##### Excerpted data #####

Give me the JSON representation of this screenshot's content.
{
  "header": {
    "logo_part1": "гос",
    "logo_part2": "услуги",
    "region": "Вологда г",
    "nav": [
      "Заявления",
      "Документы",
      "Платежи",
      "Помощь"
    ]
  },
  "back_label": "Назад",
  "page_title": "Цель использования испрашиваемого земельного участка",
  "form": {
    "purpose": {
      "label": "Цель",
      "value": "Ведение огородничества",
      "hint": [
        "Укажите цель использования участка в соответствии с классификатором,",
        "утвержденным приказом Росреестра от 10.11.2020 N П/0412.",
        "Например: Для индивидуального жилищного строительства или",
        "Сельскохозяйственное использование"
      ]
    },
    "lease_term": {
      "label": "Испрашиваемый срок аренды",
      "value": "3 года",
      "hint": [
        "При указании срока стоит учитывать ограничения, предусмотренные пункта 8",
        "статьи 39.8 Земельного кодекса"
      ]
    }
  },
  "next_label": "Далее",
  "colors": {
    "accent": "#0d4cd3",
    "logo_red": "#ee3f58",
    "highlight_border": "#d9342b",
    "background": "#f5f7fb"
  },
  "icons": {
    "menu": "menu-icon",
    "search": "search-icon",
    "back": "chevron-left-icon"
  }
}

#####

Set down every record above exactly as given.

Give me the JSON representation of this screenshot's content.
{
  "header": {
    "logo_part1": "гос",
    "logo_part2": "услуги",
    "region": "Вологда г",
    "nav": [
      "Заявления",
      "Документы",
      "Платежи",
      "Помощь"
    ]
  },
  "back_label": "Назад",
  "page_title": "Цель использования испрашиваемого земельного участка",
  "form": {
    "purpose": {
      "label": "Цель",
      "value": "Ведение огородничества",
      "hint": [
        "Укажите цель использования участка в соответствии с классификатором,",
        "утвержденным приказом Росреестра от 10.11.2020 N П/0412.",
        "Например: Для индивидуального жилищного строительства или",
        "Сельскохозяйственное использование"
      ]
    },
    "lease_term": {
      "label": "Испрашиваемый срок аренды",
      "value": "3 года",
      "hint": [
        "При указании срока стоит учитывать ограничения, предусмотренные пункта 8",
        "статьи 39.8 Земельного кодекса"
      ]
    }
  },
  "next_label": "Далее",
  "colors": {
    "accent": "#0d4cd3",
    "logo_red": "#ee3f58",
    "highlight_border": "#d9342b",
    "background": "#f5f7fb"
  },
  "icons": {
    "menu": "menu-icon",
    "search": "search-icon",
    "back": "chevron-left-icon"
  }
}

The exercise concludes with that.